***** Material for the task *****
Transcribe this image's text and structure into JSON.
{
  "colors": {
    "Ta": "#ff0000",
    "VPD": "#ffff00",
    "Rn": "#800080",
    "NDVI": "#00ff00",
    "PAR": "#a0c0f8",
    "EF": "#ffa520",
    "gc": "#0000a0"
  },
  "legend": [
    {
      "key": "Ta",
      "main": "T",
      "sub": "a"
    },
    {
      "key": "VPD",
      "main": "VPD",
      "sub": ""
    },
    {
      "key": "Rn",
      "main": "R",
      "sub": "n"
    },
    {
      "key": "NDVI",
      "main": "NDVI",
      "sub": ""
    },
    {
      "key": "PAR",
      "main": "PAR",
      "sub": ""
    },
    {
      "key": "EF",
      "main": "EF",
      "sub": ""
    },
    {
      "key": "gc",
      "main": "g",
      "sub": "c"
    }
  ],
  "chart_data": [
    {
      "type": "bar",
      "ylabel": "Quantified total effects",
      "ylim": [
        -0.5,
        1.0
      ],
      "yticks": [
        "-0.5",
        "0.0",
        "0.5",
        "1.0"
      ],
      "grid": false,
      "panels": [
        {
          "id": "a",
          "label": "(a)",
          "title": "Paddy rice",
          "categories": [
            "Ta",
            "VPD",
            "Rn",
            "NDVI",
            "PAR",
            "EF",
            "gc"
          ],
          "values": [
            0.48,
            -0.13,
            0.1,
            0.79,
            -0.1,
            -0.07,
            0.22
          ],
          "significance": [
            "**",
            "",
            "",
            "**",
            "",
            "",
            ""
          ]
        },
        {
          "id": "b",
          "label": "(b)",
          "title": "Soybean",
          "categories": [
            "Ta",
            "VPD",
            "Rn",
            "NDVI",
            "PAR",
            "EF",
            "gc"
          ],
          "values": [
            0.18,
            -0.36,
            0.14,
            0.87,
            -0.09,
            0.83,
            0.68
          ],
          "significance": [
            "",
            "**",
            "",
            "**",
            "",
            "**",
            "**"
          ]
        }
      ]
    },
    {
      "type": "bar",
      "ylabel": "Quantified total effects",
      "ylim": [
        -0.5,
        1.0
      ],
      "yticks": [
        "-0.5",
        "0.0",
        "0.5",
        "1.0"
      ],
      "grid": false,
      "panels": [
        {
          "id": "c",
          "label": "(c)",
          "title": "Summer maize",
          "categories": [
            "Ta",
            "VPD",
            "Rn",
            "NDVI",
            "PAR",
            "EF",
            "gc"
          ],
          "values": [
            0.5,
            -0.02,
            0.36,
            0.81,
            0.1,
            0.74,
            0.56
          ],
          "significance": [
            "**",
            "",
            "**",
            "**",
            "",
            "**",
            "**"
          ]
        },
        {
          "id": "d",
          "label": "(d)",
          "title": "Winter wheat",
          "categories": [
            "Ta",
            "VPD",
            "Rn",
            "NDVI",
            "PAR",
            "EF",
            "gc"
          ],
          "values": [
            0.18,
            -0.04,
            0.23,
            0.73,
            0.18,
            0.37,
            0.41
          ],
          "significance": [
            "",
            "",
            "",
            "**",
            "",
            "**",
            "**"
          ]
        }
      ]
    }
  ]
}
*****
## Written exercise
Give the material above again, word for word.

## Complete output
Transcribe this image's text and structure into JSON.
{
  "colors": {
    "Ta": "#ff0000",
    "VPD": "#ffff00",
    "Rn": "#800080",
    "NDVI": "#00ff00",
    "PAR": "#a0c0f8",
    "EF": "#ffa520",
    "gc": "#0000a0"
  },
  "legend": [
    {
      "key": "Ta",
      "main": "T",
      "sub": "a"
    },
    {
      "key": "VPD",
      "main": "VPD",
      "sub": ""
    },
    {
      "key": "Rn",
      "main": "R",
      "sub": "n"
    },
    {
      "key": "NDVI",
      "main": "NDVI",
      "sub": ""
    },
    {
      "key": "PAR",
      "main": "PAR",
      "sub": ""
    },
    {
      "key": "EF",
      "main": "EF",
      "sub": ""
    },
    {
      "key": "gc",
      "main": "g",
      "sub": "c"
    }
  ],
  "chart_data": [
    {
      "type": "bar",
      "ylabel": "Quantified total effects",
      "ylim": [
        -0.5,
        1.0
      ],
      "yticks": [
        "-0.5",
        "0.0",
        "0.5",
        "1.0"
      ],
      "grid": false,
      "panels": [
        {
          "id": "a",
          "label": "(a)",
          "title": "Paddy rice",
          "categories": [
            "Ta",
            "VPD",
            "Rn",
            "NDVI",
            "PAR",
            "EF",
            "gc"
          ],
          "values": [
            0.48,
            -0.13,
            0.1,
            0.79,
            -0.1,
            -0.07,
            0.22
          ],
          "significance": [
            "**",
            "",
            "",
            "**",
            "",
            "",
            ""
          ]
        },
        {
          "id": "b",
          "label": "(b)",
          "title": "Soybean",
          "categories": [
            "Ta",
            "VPD",
            "Rn",
            "NDVI",
            "PAR",
            "EF",
            "gc"
          ],
          "values": [
            0.18,
            -0.36,
            0.14,
            0.87,
            -0.09,
            0.83,
            0.68
          ],
          "significance": [
            "",
            "**",
            "",
            "**",
            "",
            "**",
            "**"
          ]
        }
      ]
    },
    {
      "type": "bar",
      "ylabel": "Quantified total effects",
      "ylim": [
        -0.5,
        1.0
      ],
      "yticks": [
        "-0.5",
        "0.0",
        "0.5",
        "1.0"
      ],
      "grid": false,
      "panels": [
        {
          "id": "c",
          "label": "(c)",
          "title": "Summer maize",
          "categories": [
            "Ta",
            "VPD",
            "Rn",
            "NDVI",
            "PAR",
            "EF",
            "gc"
          ],
          "values": [
            0.5,
            -0.02,
            0.36,
            0.81,
            0.1,
            0.74,
            0.56
          ],
          "significance": [
            "**",
            "",
            "**",
            "**",
            "",
            "**",
            "**"
          ]
        },
        {
          "id": "d",
          "label": "(d)",
          "title": "Winter wheat",
          "categories": [
            "Ta",
            "VPD",
            "Rn",
            "NDVI",
            "PAR",
            "EF",
            "gc"
          ],
          "values": [
            0.18,
            -0.04,
            0.23,
            0.73,
            0.18,
            0.37,
            0.41
          ],
          "significance": [
            "",
            "",
            "",
            "**",
            "",
            "**",
            "**"
          ]
        }
      ]
    }
  ]
}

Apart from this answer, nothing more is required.